* **Data excerpts**

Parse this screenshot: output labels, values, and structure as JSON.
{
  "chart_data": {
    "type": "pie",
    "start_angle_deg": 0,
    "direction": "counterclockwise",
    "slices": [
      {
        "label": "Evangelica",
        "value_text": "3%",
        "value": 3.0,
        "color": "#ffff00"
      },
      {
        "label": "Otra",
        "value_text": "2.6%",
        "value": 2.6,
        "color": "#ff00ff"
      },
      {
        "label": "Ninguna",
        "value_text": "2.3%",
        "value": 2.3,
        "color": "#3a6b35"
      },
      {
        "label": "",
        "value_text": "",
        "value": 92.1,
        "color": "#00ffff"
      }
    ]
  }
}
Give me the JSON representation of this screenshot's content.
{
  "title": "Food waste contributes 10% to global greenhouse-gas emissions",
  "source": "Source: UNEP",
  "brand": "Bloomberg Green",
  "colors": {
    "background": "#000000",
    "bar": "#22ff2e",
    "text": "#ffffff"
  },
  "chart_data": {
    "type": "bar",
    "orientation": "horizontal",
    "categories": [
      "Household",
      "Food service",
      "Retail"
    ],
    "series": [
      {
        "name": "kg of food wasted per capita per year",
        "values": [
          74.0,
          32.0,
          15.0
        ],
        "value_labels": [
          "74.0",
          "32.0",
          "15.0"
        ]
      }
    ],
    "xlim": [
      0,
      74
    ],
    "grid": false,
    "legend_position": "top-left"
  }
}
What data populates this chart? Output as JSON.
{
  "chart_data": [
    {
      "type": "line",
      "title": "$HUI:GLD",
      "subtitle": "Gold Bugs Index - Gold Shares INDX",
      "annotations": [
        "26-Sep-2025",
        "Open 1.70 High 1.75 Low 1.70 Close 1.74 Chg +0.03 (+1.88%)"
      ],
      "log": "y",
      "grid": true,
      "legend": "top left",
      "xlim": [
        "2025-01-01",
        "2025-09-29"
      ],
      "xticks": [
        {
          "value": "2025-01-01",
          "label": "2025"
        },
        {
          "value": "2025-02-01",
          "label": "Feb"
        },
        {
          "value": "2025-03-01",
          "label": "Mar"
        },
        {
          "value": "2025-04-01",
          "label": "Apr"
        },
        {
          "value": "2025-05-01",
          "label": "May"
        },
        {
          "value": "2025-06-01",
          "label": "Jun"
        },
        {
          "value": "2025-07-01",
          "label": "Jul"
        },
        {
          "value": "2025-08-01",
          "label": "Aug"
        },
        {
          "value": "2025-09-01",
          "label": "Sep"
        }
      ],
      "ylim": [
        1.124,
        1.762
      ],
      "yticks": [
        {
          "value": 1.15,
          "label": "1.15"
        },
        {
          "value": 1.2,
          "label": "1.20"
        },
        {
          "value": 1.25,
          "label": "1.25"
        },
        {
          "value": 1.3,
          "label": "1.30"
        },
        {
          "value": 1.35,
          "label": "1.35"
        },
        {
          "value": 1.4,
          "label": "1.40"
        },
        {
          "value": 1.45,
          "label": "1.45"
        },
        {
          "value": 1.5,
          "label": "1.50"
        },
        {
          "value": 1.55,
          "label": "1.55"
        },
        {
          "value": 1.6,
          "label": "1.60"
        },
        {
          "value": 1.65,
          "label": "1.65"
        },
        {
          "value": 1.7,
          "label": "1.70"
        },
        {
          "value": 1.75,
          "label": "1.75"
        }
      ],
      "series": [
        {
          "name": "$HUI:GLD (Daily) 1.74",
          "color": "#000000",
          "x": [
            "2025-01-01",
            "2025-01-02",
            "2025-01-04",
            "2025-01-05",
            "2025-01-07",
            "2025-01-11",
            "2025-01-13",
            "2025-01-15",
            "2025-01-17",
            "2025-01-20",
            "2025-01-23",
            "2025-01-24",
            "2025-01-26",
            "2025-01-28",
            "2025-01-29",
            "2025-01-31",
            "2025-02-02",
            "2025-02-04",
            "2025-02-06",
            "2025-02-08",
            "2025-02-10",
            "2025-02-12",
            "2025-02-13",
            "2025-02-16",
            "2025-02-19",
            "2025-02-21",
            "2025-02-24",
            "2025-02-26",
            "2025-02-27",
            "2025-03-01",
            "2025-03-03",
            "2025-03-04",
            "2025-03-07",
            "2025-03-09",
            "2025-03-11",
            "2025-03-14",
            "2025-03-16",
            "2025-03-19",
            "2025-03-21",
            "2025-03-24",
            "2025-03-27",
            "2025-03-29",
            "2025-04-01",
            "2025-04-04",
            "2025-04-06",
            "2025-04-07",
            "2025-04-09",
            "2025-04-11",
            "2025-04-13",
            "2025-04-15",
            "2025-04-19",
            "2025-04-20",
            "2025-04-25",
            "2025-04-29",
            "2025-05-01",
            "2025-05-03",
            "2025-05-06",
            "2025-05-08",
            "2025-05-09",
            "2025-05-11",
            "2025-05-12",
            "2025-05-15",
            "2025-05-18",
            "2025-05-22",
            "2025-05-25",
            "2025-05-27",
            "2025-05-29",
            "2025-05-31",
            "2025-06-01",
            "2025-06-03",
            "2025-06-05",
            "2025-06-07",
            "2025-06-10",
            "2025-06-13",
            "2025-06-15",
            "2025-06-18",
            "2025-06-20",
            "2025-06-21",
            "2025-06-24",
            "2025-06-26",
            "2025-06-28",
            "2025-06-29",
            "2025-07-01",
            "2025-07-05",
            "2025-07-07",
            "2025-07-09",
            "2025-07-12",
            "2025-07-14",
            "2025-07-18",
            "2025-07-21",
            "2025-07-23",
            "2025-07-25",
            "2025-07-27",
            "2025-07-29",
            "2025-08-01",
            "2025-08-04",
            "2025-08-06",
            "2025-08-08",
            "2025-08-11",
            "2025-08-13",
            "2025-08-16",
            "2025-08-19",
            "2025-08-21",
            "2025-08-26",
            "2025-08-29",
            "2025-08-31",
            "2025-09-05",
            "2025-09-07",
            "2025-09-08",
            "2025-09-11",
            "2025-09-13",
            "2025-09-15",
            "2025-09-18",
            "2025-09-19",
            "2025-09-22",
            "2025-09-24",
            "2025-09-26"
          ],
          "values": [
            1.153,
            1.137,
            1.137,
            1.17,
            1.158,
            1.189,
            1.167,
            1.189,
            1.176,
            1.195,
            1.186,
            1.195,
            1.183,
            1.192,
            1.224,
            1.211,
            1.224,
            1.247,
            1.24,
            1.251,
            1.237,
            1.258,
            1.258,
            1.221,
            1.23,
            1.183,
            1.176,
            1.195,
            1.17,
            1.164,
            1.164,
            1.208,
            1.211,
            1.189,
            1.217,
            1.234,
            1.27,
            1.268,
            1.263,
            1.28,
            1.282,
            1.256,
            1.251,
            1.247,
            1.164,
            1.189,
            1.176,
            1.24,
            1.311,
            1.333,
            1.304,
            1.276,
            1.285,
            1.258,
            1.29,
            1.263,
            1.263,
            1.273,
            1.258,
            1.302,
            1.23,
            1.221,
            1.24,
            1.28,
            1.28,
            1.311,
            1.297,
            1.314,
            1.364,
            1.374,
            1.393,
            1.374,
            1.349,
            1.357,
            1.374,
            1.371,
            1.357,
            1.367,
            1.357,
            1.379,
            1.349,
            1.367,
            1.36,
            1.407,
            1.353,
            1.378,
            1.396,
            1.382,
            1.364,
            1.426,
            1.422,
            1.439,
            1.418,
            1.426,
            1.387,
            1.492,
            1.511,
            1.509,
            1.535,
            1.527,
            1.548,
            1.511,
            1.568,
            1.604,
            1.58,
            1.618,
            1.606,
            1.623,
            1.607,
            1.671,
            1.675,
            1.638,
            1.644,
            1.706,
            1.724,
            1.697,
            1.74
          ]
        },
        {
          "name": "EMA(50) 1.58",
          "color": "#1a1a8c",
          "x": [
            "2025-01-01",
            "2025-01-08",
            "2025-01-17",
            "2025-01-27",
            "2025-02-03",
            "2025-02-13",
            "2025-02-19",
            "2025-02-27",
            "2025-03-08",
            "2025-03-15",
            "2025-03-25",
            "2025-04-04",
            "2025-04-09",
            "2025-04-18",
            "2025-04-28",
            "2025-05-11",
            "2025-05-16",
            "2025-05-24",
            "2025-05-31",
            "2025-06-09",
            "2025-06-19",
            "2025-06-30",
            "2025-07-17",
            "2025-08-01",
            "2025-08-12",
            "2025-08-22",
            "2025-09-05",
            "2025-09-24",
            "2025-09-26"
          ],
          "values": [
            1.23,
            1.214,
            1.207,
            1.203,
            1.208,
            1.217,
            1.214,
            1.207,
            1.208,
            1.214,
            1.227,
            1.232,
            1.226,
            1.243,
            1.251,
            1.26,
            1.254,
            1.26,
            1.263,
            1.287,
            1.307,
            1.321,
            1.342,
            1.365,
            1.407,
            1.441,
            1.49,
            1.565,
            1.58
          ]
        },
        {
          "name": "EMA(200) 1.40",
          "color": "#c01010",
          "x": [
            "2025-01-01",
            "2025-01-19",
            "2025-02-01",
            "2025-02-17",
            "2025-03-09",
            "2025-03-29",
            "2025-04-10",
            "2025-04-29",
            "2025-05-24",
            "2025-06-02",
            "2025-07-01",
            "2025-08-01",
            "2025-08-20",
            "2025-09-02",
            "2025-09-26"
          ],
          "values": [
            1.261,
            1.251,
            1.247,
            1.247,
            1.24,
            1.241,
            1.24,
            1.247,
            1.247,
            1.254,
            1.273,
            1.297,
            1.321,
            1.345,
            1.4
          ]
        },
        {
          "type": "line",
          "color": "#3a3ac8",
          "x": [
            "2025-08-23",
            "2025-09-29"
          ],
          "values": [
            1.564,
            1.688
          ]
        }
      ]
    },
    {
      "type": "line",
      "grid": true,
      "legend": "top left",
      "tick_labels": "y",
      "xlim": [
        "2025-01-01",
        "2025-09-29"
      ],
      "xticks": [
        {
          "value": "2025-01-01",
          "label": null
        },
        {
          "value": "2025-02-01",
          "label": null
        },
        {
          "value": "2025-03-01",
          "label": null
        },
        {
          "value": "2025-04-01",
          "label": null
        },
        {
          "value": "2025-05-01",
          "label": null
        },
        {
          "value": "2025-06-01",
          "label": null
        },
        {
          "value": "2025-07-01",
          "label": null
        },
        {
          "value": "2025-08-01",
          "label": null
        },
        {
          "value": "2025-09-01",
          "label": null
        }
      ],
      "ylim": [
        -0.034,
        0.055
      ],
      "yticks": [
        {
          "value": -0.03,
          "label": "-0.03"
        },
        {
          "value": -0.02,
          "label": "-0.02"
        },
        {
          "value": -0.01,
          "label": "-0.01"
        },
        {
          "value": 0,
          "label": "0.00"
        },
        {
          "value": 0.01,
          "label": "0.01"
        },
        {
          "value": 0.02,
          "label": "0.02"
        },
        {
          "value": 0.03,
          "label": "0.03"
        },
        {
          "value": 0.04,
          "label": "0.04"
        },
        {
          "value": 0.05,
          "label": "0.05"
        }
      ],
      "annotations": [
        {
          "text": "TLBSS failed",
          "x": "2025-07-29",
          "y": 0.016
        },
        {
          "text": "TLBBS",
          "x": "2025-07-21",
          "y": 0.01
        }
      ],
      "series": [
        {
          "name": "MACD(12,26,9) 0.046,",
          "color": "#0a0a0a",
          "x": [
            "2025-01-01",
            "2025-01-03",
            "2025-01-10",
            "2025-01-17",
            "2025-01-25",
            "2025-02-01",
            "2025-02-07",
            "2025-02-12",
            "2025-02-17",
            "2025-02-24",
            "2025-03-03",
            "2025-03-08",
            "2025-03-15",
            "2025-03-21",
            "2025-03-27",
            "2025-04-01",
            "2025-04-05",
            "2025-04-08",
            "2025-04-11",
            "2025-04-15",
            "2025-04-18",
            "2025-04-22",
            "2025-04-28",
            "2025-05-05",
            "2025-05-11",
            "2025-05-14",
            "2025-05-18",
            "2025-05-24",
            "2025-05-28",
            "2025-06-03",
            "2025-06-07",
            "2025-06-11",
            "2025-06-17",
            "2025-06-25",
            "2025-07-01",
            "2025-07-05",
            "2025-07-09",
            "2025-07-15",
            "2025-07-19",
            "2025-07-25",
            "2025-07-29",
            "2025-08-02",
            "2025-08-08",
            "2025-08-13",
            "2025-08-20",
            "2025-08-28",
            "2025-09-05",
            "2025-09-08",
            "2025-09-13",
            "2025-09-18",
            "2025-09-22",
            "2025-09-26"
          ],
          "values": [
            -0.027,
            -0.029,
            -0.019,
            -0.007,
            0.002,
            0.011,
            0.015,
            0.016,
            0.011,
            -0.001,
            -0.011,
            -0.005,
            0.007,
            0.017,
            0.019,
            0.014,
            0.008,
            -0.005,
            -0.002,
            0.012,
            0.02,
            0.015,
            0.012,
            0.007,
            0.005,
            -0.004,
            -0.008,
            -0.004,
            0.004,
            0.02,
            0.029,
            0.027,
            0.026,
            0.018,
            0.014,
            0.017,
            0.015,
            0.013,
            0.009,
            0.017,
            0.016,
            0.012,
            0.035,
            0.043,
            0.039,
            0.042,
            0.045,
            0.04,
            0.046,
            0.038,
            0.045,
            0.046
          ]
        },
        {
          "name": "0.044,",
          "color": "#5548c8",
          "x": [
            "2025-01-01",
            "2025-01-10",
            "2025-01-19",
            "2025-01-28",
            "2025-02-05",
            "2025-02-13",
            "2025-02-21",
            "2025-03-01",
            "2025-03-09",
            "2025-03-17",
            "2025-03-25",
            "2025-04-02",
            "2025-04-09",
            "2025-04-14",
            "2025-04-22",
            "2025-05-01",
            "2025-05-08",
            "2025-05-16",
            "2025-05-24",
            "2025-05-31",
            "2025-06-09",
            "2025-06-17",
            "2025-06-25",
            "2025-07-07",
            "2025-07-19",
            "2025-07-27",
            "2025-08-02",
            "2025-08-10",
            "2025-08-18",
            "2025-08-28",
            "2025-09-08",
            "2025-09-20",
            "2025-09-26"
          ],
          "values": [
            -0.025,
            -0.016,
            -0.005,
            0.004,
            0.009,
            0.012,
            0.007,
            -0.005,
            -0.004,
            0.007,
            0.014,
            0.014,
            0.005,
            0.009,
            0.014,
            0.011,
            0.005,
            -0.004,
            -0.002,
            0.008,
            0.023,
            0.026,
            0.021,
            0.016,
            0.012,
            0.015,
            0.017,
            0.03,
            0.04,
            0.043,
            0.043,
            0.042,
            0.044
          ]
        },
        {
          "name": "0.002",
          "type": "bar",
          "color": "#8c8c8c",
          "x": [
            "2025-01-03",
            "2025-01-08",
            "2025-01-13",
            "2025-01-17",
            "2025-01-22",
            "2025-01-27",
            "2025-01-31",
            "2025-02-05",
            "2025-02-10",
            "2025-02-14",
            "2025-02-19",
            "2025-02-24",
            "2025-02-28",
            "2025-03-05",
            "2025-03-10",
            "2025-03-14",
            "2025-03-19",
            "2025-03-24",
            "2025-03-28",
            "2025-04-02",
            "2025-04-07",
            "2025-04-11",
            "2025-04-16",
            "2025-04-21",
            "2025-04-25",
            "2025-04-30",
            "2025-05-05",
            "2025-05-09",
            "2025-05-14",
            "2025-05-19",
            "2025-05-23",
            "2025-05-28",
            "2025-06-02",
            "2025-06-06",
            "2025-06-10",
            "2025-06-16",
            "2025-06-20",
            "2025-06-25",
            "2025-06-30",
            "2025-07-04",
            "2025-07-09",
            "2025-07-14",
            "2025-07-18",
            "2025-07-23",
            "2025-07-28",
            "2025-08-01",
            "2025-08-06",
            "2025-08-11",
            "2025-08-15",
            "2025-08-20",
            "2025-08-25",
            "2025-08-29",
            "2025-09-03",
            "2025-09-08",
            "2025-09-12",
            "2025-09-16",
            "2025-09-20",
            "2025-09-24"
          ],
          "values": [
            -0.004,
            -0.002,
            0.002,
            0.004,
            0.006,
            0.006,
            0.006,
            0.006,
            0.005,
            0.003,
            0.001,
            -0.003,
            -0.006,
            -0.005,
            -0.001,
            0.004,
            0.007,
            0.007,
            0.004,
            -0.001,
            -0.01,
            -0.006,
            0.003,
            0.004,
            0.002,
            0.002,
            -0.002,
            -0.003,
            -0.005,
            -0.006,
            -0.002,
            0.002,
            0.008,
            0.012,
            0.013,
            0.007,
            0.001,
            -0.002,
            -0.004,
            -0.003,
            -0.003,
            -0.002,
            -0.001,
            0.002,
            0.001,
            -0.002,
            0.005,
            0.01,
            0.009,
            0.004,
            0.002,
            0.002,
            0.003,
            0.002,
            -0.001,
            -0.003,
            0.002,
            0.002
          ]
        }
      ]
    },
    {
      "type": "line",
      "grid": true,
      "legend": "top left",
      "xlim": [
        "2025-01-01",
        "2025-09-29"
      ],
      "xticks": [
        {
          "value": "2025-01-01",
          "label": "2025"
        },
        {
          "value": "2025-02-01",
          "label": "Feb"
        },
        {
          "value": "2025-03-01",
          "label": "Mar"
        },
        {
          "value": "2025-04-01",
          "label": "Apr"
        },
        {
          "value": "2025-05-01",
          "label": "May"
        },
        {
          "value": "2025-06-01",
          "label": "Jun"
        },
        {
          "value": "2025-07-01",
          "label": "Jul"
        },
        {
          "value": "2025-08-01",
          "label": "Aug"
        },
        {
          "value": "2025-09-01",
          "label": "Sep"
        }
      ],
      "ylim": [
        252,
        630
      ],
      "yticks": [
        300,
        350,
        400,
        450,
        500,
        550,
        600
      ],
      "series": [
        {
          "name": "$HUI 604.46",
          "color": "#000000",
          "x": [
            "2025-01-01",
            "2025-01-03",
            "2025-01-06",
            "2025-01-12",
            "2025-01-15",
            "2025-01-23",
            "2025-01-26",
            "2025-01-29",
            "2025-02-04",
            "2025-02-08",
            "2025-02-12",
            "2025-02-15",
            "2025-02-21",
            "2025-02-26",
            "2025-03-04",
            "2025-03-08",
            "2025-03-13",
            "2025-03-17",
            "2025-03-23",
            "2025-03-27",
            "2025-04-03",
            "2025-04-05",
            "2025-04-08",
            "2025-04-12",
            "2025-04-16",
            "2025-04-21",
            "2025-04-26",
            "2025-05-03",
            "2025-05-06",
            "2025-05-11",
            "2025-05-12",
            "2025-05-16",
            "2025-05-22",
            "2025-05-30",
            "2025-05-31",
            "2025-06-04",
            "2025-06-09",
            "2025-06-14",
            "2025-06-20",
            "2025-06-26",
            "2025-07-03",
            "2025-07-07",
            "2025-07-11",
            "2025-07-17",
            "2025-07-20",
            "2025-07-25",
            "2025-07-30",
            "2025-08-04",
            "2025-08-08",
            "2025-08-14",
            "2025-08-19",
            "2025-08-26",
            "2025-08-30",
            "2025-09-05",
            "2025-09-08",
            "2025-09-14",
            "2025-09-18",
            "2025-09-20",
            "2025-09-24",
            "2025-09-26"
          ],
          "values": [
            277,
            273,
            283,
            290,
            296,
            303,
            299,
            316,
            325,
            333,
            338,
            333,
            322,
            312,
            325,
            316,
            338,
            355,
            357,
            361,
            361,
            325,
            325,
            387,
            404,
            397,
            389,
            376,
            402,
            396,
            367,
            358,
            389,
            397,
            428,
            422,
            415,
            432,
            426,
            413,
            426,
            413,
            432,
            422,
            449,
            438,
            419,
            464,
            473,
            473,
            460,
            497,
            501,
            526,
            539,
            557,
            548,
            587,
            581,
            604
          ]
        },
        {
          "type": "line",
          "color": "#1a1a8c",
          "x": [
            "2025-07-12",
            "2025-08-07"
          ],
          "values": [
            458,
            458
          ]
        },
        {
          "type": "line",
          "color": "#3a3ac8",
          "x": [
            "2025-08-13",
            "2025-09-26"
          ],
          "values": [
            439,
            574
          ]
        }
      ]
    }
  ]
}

* **Task prompt**
Look through the material and copy each line that has "JSON".

* **Solution to this exercise**
Parse this screenshot: output labels, values, and structure as JSON.
Give me the JSON representation of this screenshot's content.
What data populates this chart? Output as JSON.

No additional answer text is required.